[Start of The data]
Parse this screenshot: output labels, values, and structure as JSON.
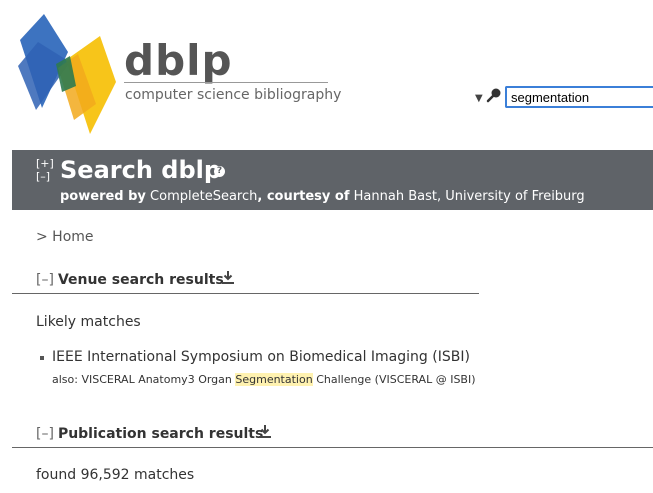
{
  "logo": {
    "word": "dblp",
    "tagline": "computer science bibliography"
  },
  "search": {
    "value": "segmentation"
  },
  "banner": {
    "toggle_expand": "[+]",
    "toggle_collapse": "[–]",
    "title": "Search dblp",
    "help": "?",
    "powered_by": "powered by",
    "engine": "CompleteSearch",
    "courtesy": ", courtesy of",
    "person": "Hannah Bast",
    "affiliation": ", University of Freiburg"
  },
  "breadcrumb": "> Home",
  "venue": {
    "toggle": "[–]",
    "heading": "Venue search results",
    "likely": "Likely matches",
    "item": "IEEE International Symposium on Biomedical Imaging (ISBI)",
    "also_prefix": "also: VISCERAL Anatomy3 Organ",
    "also_highlight": "Segmentation",
    "also_suffix": "Challenge (VISCERAL @ ISBI)"
  },
  "publication": {
    "toggle": "[–]",
    "heading": "Publication search results",
    "found": "found 96,592 matches"
  },
  "colors": {
    "banner": "#5f6368",
    "accent_blue": "#3b7fd8",
    "logo_yellow": "#f7c51a",
    "highlight": "#fff2b0"
  }
}
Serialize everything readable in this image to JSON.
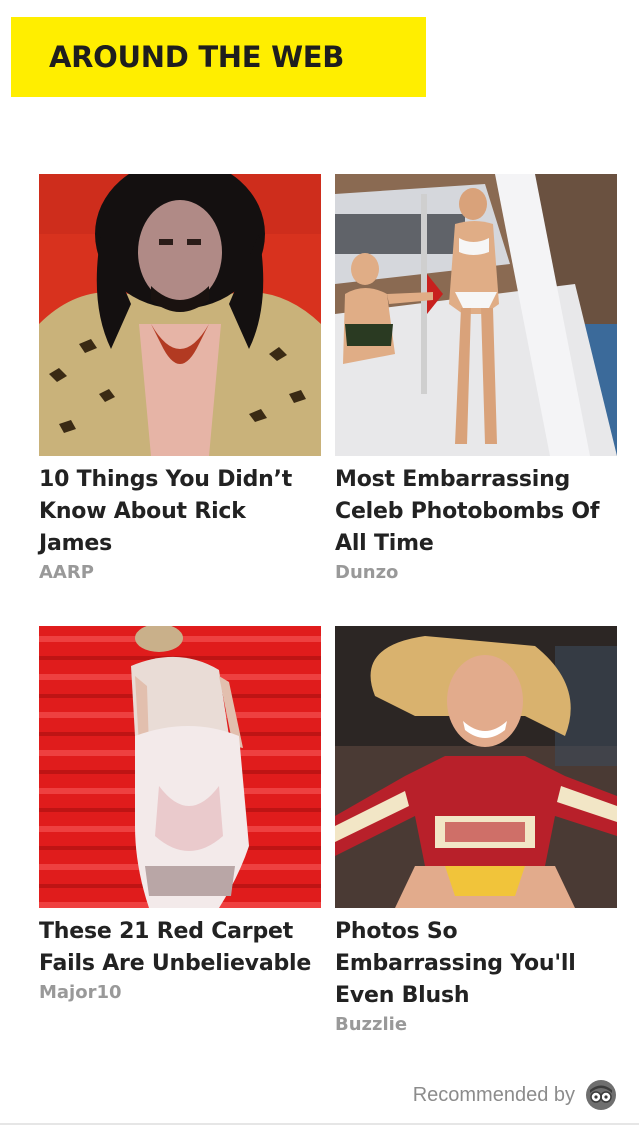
{
  "header": {
    "title": "AROUND THE WEB",
    "accent_color": "#ffee00"
  },
  "cards": [
    {
      "title": "10 Things You Didn’t Know About Rick James",
      "source": "AARP",
      "image_icon": "portrait-photo"
    },
    {
      "title": "Most Embarrassing Celeb Photobombs Of All Time",
      "source": "Dunzo",
      "image_icon": "yacht-photo"
    },
    {
      "title": "These 21 Red Carpet Fails Are Unbelievable",
      "source": "Major10",
      "image_icon": "red-carpet-photo"
    },
    {
      "title": "Photos So Embarrassing You'll Even Blush",
      "source": "Buzzlie",
      "image_icon": "cheerleader-photo"
    }
  ],
  "footer": {
    "label": "Recommended by",
    "logo_icon": "outbrain-logo-icon"
  }
}
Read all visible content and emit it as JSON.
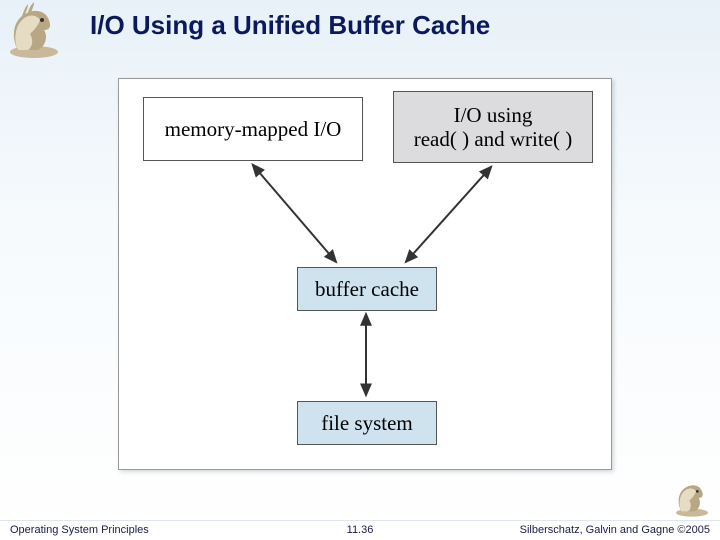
{
  "title": "I/O Using a Unified Buffer Cache",
  "boxes": {
    "memory_mapped": "memory-mapped I/O",
    "read_write_l1": "I/O using",
    "read_write_l2": "read( ) and write( )",
    "buffer_cache": "buffer cache",
    "file_system": "file system"
  },
  "footer": {
    "left": "Operating System Principles",
    "center": "11.36",
    "right": "Silberschatz, Galvin and Gagne ©2005"
  },
  "icons": {
    "logo_tl": "dinosaur-mascot",
    "logo_br": "dinosaur-mascot-small"
  },
  "colors": {
    "title": "#0b1a5c",
    "box_light": "#cfe3ef",
    "box_gray": "#dcdcde"
  }
}
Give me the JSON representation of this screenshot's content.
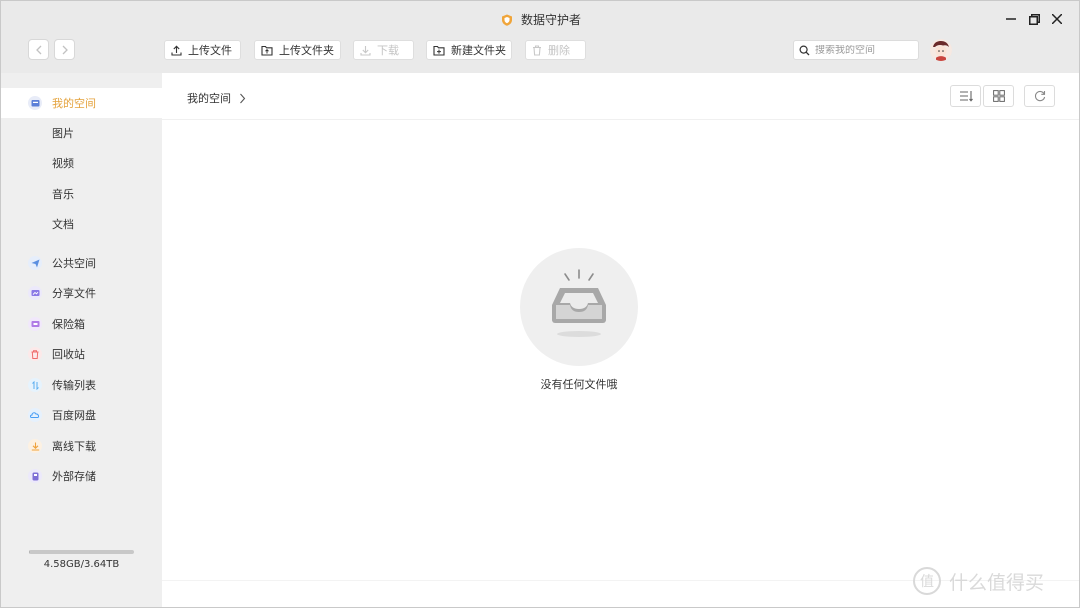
{
  "window": {
    "title": "数据守护者",
    "accent_color": "#e8a33a"
  },
  "toolbar": {
    "buttons": [
      {
        "label": "上传文件",
        "icon": "upload-icon",
        "enabled": true
      },
      {
        "label": "上传文件夹",
        "icon": "upload-folder-icon",
        "enabled": true
      },
      {
        "label": "下载",
        "icon": "download-icon",
        "enabled": false
      },
      {
        "label": "新建文件夹",
        "icon": "new-folder-icon",
        "enabled": true
      },
      {
        "label": "删除",
        "icon": "trash-icon",
        "enabled": false
      }
    ],
    "search_placeholder": "搜索我的空间"
  },
  "sidebar": {
    "items": [
      {
        "label": "我的空间",
        "icon": "my-space-icon",
        "active": true
      },
      {
        "label": "图片"
      },
      {
        "label": "视频"
      },
      {
        "label": "音乐"
      },
      {
        "label": "文档"
      },
      {
        "label": "公共空间",
        "icon": "public-space-icon",
        "color": "#5b8fe0"
      },
      {
        "label": "分享文件",
        "icon": "share-files-icon",
        "color": "#7e6fe0"
      },
      {
        "label": "保险箱",
        "icon": "safe-box-icon",
        "color": "#a56fe0"
      },
      {
        "label": "回收站",
        "icon": "recycle-bin-icon",
        "color": "#ef6b6b"
      },
      {
        "label": "传输列表",
        "icon": "transfer-list-icon",
        "color": "#5aaef0"
      },
      {
        "label": "百度网盘",
        "icon": "baidu-netdisk-icon",
        "color": "#4a9ef5"
      },
      {
        "label": "离线下载",
        "icon": "offline-download-icon",
        "color": "#f0a23c"
      },
      {
        "label": "外部存储",
        "icon": "external-storage-icon",
        "color": "#7f6fd6"
      }
    ],
    "storage": {
      "text": "4.58GB/3.64TB",
      "used_fraction": 0.0012
    }
  },
  "main": {
    "breadcrumb": "我的空间",
    "empty_message": "没有任何文件哦"
  },
  "watermark": {
    "text": "什么值得买",
    "logo_char": "值"
  }
}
[End of The data]
Exercise requirements:
For each line in the data above that contains the string "ISBI", extract the line.

Problem solution:
    "item": "IEEE International Symposium on Biomedical Imaging (ISBI)",
    "also_suffix": "Challenge (VISCERAL @ ISBI)"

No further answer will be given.